───── Source records

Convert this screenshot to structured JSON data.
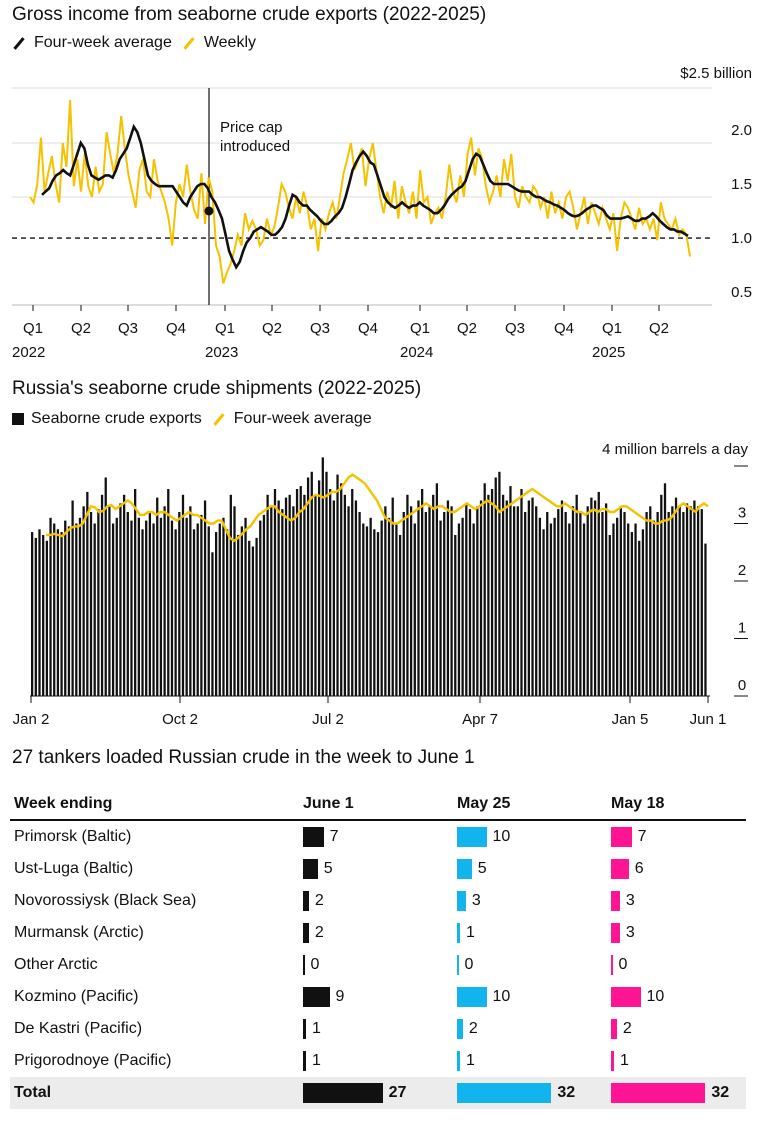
{
  "chart1": {
    "title": "Gross income from seaborne crude exports (2022-2025)",
    "legend": [
      "Four-week average",
      "Weekly"
    ],
    "colors": {
      "avg": "#111111",
      "weekly": "#f5c200"
    },
    "unit_label": "$2.5 billion",
    "y_ticks": [
      "2.0",
      "1.5",
      "1.0",
      "0.5"
    ],
    "quarters": [
      "Q1",
      "Q2",
      "Q3",
      "Q4",
      "Q1",
      "Q2",
      "Q3",
      "Q4",
      "Q1",
      "Q2",
      "Q3",
      "Q4",
      "Q1",
      "Q2"
    ],
    "years": [
      "2022",
      "2023",
      "2024",
      "2025"
    ],
    "annotation": "Price cap introduced",
    "annotation_lines": [
      "Price cap",
      "introduced"
    ]
  },
  "chart2": {
    "title": "Russia's seaborne crude shipments (2022-2025)",
    "legend": [
      "Seaborne crude exports",
      "Four-week average"
    ],
    "colors": {
      "bars": "#111111",
      "avg": "#f5c200"
    },
    "unit_label": "4 million barrels a day",
    "y_ticks": [
      "3",
      "2",
      "1",
      "0"
    ],
    "x_labels": [
      "Jan 2",
      "Oct 2",
      "Jul 2",
      "Apr 7",
      "Jan 5",
      "Jun 1"
    ]
  },
  "chart_data": [
    {
      "type": "line",
      "title": "Gross income from seaborne crude exports (2022-2025)",
      "ylabel": "$ billion",
      "ylim": [
        0.5,
        2.5
      ],
      "reference_line": 1.12,
      "annotation": {
        "text": "Price cap introduced",
        "date": "2022-12-05"
      },
      "series": [
        {
          "name": "Weekly",
          "values": [
            1.5,
            1.45,
            1.62,
            2.05,
            1.55,
            1.72,
            1.88,
            1.62,
            1.45,
            2.0,
            1.78,
            2.4,
            1.6,
            1.85,
            1.55,
            1.9,
            1.6,
            1.5,
            1.78,
            1.55,
            1.62,
            2.1,
            1.9,
            1.72,
            1.9,
            2.25,
            1.95,
            1.7,
            1.55,
            1.4,
            1.75,
            1.85,
            1.55,
            1.5,
            1.85,
            1.65,
            1.55,
            1.45,
            1.3,
            1.05,
            1.45,
            1.62,
            1.5,
            1.8,
            1.55,
            1.38,
            1.3,
            1.72,
            1.25,
            1.68,
            1.55,
            1.05,
            0.95,
            0.7,
            0.8,
            0.88,
            1.0,
            1.15,
            1.05,
            1.35,
            1.2,
            1.28,
            1.2,
            1.05,
            1.1,
            1.3,
            1.15,
            1.22,
            1.4,
            1.62,
            1.55,
            1.4,
            1.3,
            1.5,
            1.35,
            1.55,
            1.42,
            1.2,
            1.3,
            1.0,
            1.3,
            1.2,
            1.35,
            1.45,
            1.3,
            1.5,
            1.72,
            1.85,
            2.0,
            1.75,
            1.85,
            1.95,
            1.6,
            1.85,
            2.0,
            1.75,
            1.5,
            1.35,
            1.55,
            1.4,
            1.65,
            1.3,
            1.6,
            1.45,
            1.35,
            1.55,
            1.3,
            1.75,
            1.45,
            1.5,
            1.25,
            1.35,
            1.4,
            1.3,
            1.5,
            1.8,
            1.55,
            1.45,
            1.7,
            1.5,
            1.9,
            2.05,
            1.7,
            1.95,
            1.85,
            1.6,
            1.45,
            1.55,
            1.7,
            1.5,
            1.85,
            1.65,
            1.9,
            1.5,
            1.4,
            1.6,
            1.5,
            1.45,
            1.6,
            1.55,
            1.4,
            1.5,
            1.3,
            1.55,
            1.35,
            1.45,
            1.3,
            1.5,
            1.55,
            1.4,
            1.2,
            1.35,
            1.5,
            1.25,
            1.45,
            1.35,
            1.25,
            1.4,
            1.3,
            1.2,
            1.35,
            1.0,
            1.3,
            1.45,
            1.4,
            1.3,
            1.2,
            1.4,
            1.25,
            1.3,
            1.2,
            1.3,
            1.1,
            1.45,
            1.3,
            1.25,
            1.2,
            1.3,
            1.15,
            1.2,
            1.15,
            0.95
          ]
        },
        {
          "name": "Four-week average",
          "values": [
            1.52,
            1.55,
            1.58,
            1.65,
            1.7,
            1.72,
            1.75,
            1.72,
            1.7,
            1.8,
            1.9,
            2.0,
            1.95,
            1.8,
            1.7,
            1.68,
            1.66,
            1.68,
            1.7,
            1.7,
            1.68,
            1.75,
            1.85,
            1.9,
            1.95,
            2.05,
            2.15,
            2.1,
            2.0,
            1.85,
            1.7,
            1.65,
            1.62,
            1.6,
            1.6,
            1.6,
            1.6,
            1.6,
            1.55,
            1.5,
            1.45,
            1.42,
            1.5,
            1.55,
            1.6,
            1.62,
            1.62,
            1.58,
            1.5,
            1.45,
            1.38,
            1.3,
            1.15,
            1.0,
            0.92,
            0.85,
            0.9,
            1.0,
            1.08,
            1.12,
            1.18,
            1.2,
            1.22,
            1.2,
            1.18,
            1.15,
            1.15,
            1.18,
            1.22,
            1.3,
            1.42,
            1.52,
            1.5,
            1.45,
            1.42,
            1.42,
            1.38,
            1.35,
            1.32,
            1.28,
            1.25,
            1.25,
            1.28,
            1.32,
            1.35,
            1.4,
            1.5,
            1.62,
            1.75,
            1.82,
            1.88,
            1.92,
            1.88,
            1.82,
            1.8,
            1.7,
            1.6,
            1.5,
            1.45,
            1.42,
            1.4,
            1.42,
            1.45,
            1.42,
            1.4,
            1.42,
            1.42,
            1.45,
            1.42,
            1.4,
            1.38,
            1.35,
            1.35,
            1.38,
            1.42,
            1.48,
            1.52,
            1.55,
            1.58,
            1.6,
            1.65,
            1.75,
            1.85,
            1.9,
            1.88,
            1.8,
            1.72,
            1.65,
            1.62,
            1.62,
            1.62,
            1.62,
            1.62,
            1.6,
            1.58,
            1.56,
            1.55,
            1.55,
            1.55,
            1.52,
            1.5,
            1.5,
            1.48,
            1.46,
            1.45,
            1.43,
            1.42,
            1.4,
            1.38,
            1.35,
            1.33,
            1.32,
            1.33,
            1.35,
            1.38,
            1.4,
            1.42,
            1.42,
            1.4,
            1.38,
            1.33,
            1.3,
            1.3,
            1.3,
            1.3,
            1.31,
            1.32,
            1.3,
            1.28,
            1.28,
            1.3,
            1.3,
            1.32,
            1.35,
            1.32,
            1.28,
            1.25,
            1.22,
            1.2,
            1.2,
            1.18,
            1.18,
            1.16,
            1.14
          ]
        }
      ]
    },
    {
      "type": "bar",
      "title": "Russia's seaborne crude shipments (2022-2025)",
      "ylabel": "million barrels a day",
      "ylim": [
        0,
        4
      ],
      "series": [
        {
          "name": "Seaborne crude exports",
          "values": [
            2.85,
            2.75,
            2.9,
            2.8,
            2.7,
            3.1,
            3.0,
            2.9,
            2.85,
            3.05,
            2.95,
            3.4,
            3.0,
            3.1,
            3.3,
            3.55,
            3.2,
            3.0,
            3.25,
            3.5,
            3.8,
            3.3,
            3.0,
            3.1,
            3.35,
            3.5,
            3.2,
            3.05,
            3.6,
            3.1,
            2.9,
            3.05,
            3.2,
            3.0,
            3.45,
            3.1,
            3.3,
            3.6,
            3.05,
            2.9,
            3.2,
            3.5,
            3.1,
            3.3,
            2.9,
            3.0,
            3.15,
            3.4,
            2.95,
            2.5,
            2.85,
            3.0,
            3.1,
            2.9,
            3.5,
            3.3,
            2.8,
            2.95,
            3.1,
            2.7,
            2.6,
            2.75,
            3.05,
            3.15,
            3.5,
            3.3,
            3.6,
            3.4,
            3.25,
            3.45,
            3.5,
            3.3,
            3.6,
            3.65,
            3.5,
            3.8,
            3.9,
            3.5,
            3.75,
            4.15,
            3.9,
            3.6,
            3.4,
            3.85,
            3.7,
            3.5,
            3.3,
            3.6,
            3.4,
            3.2,
            3.0,
            2.95,
            3.1,
            2.9,
            2.85,
            3.05,
            3.3,
            3.1,
            3.45,
            3.0,
            2.8,
            3.2,
            3.5,
            3.3,
            3.0,
            3.4,
            3.6,
            3.2,
            3.3,
            3.5,
            3.7,
            3.05,
            3.2,
            3.4,
            3.3,
            2.8,
            3.0,
            3.1,
            3.35,
            3.25,
            3.0,
            3.3,
            3.4,
            3.7,
            3.5,
            3.6,
            3.8,
            3.9,
            3.5,
            3.4,
            3.65,
            3.3,
            3.3,
            3.6,
            3.2,
            3.4,
            3.45,
            3.3,
            3.1,
            2.9,
            3.2,
            3.0,
            3.1,
            3.25,
            3.4,
            3.2,
            3.0,
            3.3,
            3.5,
            3.2,
            3.0,
            3.3,
            3.45,
            3.4,
            3.55,
            3.2,
            3.35,
            2.8,
            3.0,
            3.1,
            3.3,
            3.2,
            3.0,
            2.85,
            3.0,
            2.7,
            2.9,
            3.2,
            3.3,
            3.05,
            3.2,
            3.5,
            3.7,
            3.2,
            3.3,
            3.45,
            3.3,
            3.2,
            3.35,
            3.3,
            3.4,
            3.3,
            3.25,
            2.65
          ]
        },
        {
          "name": "Four-week average",
          "values": [
            2.8,
            2.8,
            2.82,
            2.8,
            2.78,
            2.85,
            2.92,
            2.95,
            2.95,
            3.0,
            3.15,
            3.3,
            3.28,
            3.2,
            3.22,
            3.3,
            3.32,
            3.25,
            3.3,
            3.35,
            3.4,
            3.35,
            3.25,
            3.15,
            3.15,
            3.2,
            3.2,
            3.15,
            3.2,
            3.2,
            3.15,
            3.1,
            3.05,
            3.1,
            3.15,
            3.2,
            3.15,
            3.15,
            3.1,
            3.05,
            3.0,
            3.0,
            3.05,
            3.05,
            2.9,
            2.75,
            2.7,
            2.75,
            2.82,
            2.9,
            2.95,
            3.05,
            3.15,
            3.2,
            3.25,
            3.3,
            3.3,
            3.2,
            3.15,
            3.1,
            3.05,
            3.1,
            3.2,
            3.25,
            3.35,
            3.45,
            3.5,
            3.48,
            3.45,
            3.5,
            3.55,
            3.55,
            3.6,
            3.7,
            3.8,
            3.85,
            3.8,
            3.75,
            3.7,
            3.6,
            3.5,
            3.4,
            3.25,
            3.1,
            3.05,
            3.0,
            3.0,
            3.05,
            3.1,
            3.15,
            3.2,
            3.25,
            3.3,
            3.35,
            3.3,
            3.25,
            3.3,
            3.3,
            3.25,
            3.2,
            3.2,
            3.25,
            3.3,
            3.35,
            3.3,
            3.25,
            3.3,
            3.35,
            3.4,
            3.35,
            3.3,
            3.2,
            3.25,
            3.3,
            3.35,
            3.4,
            3.45,
            3.5,
            3.55,
            3.6,
            3.55,
            3.5,
            3.45,
            3.4,
            3.35,
            3.3,
            3.3,
            3.35,
            3.3,
            3.25,
            3.2,
            3.2,
            3.15,
            3.2,
            3.25,
            3.2,
            3.25,
            3.25,
            3.2,
            3.2,
            3.25,
            3.3,
            3.3,
            3.25,
            3.2,
            3.15,
            3.1,
            3.05,
            3.05,
            3.0,
            3.0,
            3.05,
            3.05,
            3.1,
            3.2,
            3.3,
            3.35,
            3.3,
            3.25,
            3.2,
            3.3,
            3.35,
            3.3
          ]
        }
      ]
    },
    {
      "type": "table",
      "title": "27 tankers loaded Russian crude in the week to June 1",
      "columns": [
        "Week ending",
        "June 1",
        "May 25",
        "May 18"
      ],
      "rows": [
        {
          "port": "Primorsk (Baltic)",
          "values": [
            7,
            10,
            7
          ]
        },
        {
          "port": "Ust-Luga (Baltic)",
          "values": [
            5,
            5,
            6
          ]
        },
        {
          "port": "Novorossiysk (Black Sea)",
          "values": [
            2,
            3,
            3
          ]
        },
        {
          "port": "Murmansk (Arctic)",
          "values": [
            2,
            1,
            3
          ]
        },
        {
          "port": "Other Arctic",
          "values": [
            0,
            0,
            0
          ]
        },
        {
          "port": "Kozmino (Pacific)",
          "values": [
            9,
            10,
            10
          ]
        },
        {
          "port": "De Kastri (Pacific)",
          "values": [
            1,
            2,
            2
          ]
        },
        {
          "port": "Prigorodnoye (Pacific)",
          "values": [
            1,
            1,
            1
          ]
        }
      ],
      "total": {
        "label": "Total",
        "values": [
          27,
          32,
          32
        ]
      },
      "column_colors": [
        "#111111",
        "#12b4ee",
        "#ff1493"
      ]
    }
  ]
}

──────────

*What is required*:
Go through the material above and copy each line that has the word "Arctic".

*Finished exercise*:
          "port": "Murmansk (Arctic)",
          "port": "Other Arctic",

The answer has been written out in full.